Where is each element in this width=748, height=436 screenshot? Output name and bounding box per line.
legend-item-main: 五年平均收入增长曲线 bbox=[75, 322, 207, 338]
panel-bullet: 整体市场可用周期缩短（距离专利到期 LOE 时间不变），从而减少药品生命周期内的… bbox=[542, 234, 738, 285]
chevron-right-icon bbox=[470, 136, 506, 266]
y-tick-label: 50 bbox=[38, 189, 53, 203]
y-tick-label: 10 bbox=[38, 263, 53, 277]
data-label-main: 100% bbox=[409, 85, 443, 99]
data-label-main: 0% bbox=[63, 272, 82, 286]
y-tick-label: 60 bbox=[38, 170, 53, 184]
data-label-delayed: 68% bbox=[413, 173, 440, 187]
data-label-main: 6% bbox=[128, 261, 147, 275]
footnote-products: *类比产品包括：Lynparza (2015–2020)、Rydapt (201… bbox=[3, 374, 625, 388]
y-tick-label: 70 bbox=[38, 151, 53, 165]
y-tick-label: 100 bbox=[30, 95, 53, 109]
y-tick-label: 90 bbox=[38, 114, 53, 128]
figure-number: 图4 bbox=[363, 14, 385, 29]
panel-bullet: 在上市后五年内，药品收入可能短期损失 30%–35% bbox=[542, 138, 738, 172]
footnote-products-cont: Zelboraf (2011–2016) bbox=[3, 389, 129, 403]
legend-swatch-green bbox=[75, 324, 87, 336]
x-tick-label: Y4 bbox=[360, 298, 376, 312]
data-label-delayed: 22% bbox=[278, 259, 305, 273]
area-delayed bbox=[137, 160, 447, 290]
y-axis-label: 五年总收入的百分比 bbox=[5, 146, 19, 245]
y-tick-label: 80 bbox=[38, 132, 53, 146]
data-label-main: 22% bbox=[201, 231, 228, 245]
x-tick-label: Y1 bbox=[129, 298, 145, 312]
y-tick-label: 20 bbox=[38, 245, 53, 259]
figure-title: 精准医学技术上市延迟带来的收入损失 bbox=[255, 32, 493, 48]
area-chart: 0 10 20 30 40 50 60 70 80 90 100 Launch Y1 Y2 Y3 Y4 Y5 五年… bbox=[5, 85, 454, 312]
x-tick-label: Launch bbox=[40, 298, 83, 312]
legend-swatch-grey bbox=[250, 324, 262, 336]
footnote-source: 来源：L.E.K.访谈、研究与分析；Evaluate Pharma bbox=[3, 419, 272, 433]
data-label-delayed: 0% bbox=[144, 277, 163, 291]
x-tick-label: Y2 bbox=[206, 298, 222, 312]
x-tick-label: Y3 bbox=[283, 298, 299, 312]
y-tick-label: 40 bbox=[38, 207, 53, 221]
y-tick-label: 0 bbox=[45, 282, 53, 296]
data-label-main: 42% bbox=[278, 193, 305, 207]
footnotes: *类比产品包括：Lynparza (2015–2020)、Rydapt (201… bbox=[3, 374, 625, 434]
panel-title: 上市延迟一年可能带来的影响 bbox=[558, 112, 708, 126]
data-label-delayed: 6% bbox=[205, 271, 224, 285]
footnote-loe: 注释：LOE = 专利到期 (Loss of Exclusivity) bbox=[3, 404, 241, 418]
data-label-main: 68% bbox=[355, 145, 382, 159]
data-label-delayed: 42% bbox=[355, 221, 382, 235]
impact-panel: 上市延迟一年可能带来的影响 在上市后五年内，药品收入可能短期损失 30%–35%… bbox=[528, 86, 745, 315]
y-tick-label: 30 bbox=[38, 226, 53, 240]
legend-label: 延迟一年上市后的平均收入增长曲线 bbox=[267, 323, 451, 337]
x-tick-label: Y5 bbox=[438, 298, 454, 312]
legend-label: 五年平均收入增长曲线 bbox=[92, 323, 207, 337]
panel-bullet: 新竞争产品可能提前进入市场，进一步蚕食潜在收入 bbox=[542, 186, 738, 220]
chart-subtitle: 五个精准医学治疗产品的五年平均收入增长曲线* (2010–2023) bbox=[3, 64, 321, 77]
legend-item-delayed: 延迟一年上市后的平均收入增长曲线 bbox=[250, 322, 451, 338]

Set exercise
Copy all of the records above line for line, without changing a single character.

The solution
Where is each element in this width=748, height=436 screenshot? Output name and bounding box per line.
legend-item-main: 五年平均收入增长曲线 bbox=[75, 322, 207, 338]
panel-bullet: 整体市场可用周期缩短（距离专利到期 LOE 时间不变），从而减少药品生命周期内的… bbox=[542, 234, 738, 285]
chevron-right-icon bbox=[470, 136, 506, 266]
y-tick-label: 50 bbox=[38, 189, 53, 203]
y-tick-label: 10 bbox=[38, 263, 53, 277]
data-label-main: 100% bbox=[409, 85, 443, 99]
data-label-main: 0% bbox=[63, 272, 82, 286]
y-tick-label: 60 bbox=[38, 170, 53, 184]
data-label-delayed: 68% bbox=[413, 173, 440, 187]
data-label-main: 6% bbox=[128, 261, 147, 275]
footnote-products: *类比产品包括：Lynparza (2015–2020)、Rydapt (201… bbox=[3, 374, 625, 388]
y-tick-label: 70 bbox=[38, 151, 53, 165]
y-tick-label: 100 bbox=[30, 95, 53, 109]
y-tick-label: 90 bbox=[38, 114, 53, 128]
figure-number: 图4 bbox=[363, 14, 385, 29]
panel-bullet: 在上市后五年内，药品收入可能短期损失 30%–35% bbox=[542, 138, 738, 172]
footnote-products-cont: Zelboraf (2011–2016) bbox=[3, 389, 129, 403]
legend-swatch-green bbox=[75, 324, 87, 336]
x-tick-label: Y4 bbox=[360, 298, 376, 312]
data-label-delayed: 22% bbox=[278, 259, 305, 273]
area-delayed bbox=[137, 160, 447, 290]
y-axis-label: 五年总收入的百分比 bbox=[5, 146, 19, 245]
y-tick-label: 80 bbox=[38, 132, 53, 146]
data-label-main: 22% bbox=[201, 231, 228, 245]
x-tick-label: Y1 bbox=[129, 298, 145, 312]
y-tick-label: 20 bbox=[38, 245, 53, 259]
figure-title: 精准医学技术上市延迟带来的收入损失 bbox=[255, 32, 493, 48]
area-chart: 0 10 20 30 40 50 60 70 80 90 100 Launch Y1 Y2 Y3 Y4 Y5 五年… bbox=[5, 85, 454, 312]
x-tick-label: Launch bbox=[40, 298, 83, 312]
legend-swatch-grey bbox=[250, 324, 262, 336]
footnote-source: 来源：L.E.K.访谈、研究与分析；Evaluate Pharma bbox=[3, 419, 272, 433]
data-label-delayed: 0% bbox=[144, 277, 163, 291]
x-tick-label: Y2 bbox=[206, 298, 222, 312]
x-tick-label: Y3 bbox=[283, 298, 299, 312]
y-tick-label: 40 bbox=[38, 207, 53, 221]
y-tick-label: 0 bbox=[45, 282, 53, 296]
data-label-main: 42% bbox=[278, 193, 305, 207]
footnotes: *类比产品包括：Lynparza (2015–2020)、Rydapt (201… bbox=[3, 374, 625, 434]
panel-title: 上市延迟一年可能带来的影响 bbox=[558, 112, 708, 126]
data-label-delayed: 6% bbox=[205, 271, 224, 285]
footnote-loe: 注释：LOE = 专利到期 (Loss of Exclusivity) bbox=[3, 404, 241, 418]
data-label-main: 68% bbox=[355, 145, 382, 159]
data-label-delayed: 42% bbox=[355, 221, 382, 235]
impact-panel: 上市延迟一年可能带来的影响 在上市后五年内，药品收入可能短期损失 30%–35%… bbox=[528, 86, 745, 315]
y-tick-label: 30 bbox=[38, 226, 53, 240]
legend-label: 延迟一年上市后的平均收入增长曲线 bbox=[267, 323, 451, 337]
x-tick-label: Y5 bbox=[438, 298, 454, 312]
legend-label: 五年平均收入增长曲线 bbox=[92, 323, 207, 337]
panel-bullet: 新竞争产品可能提前进入市场，进一步蚕食潜在收入 bbox=[542, 186, 738, 220]
chart-subtitle: 五个精准医学治疗产品的五年平均收入增长曲线* (2010–2023) bbox=[3, 64, 321, 77]
legend-item-delayed: 延迟一年上市后的平均收入增长曲线 bbox=[250, 322, 451, 338]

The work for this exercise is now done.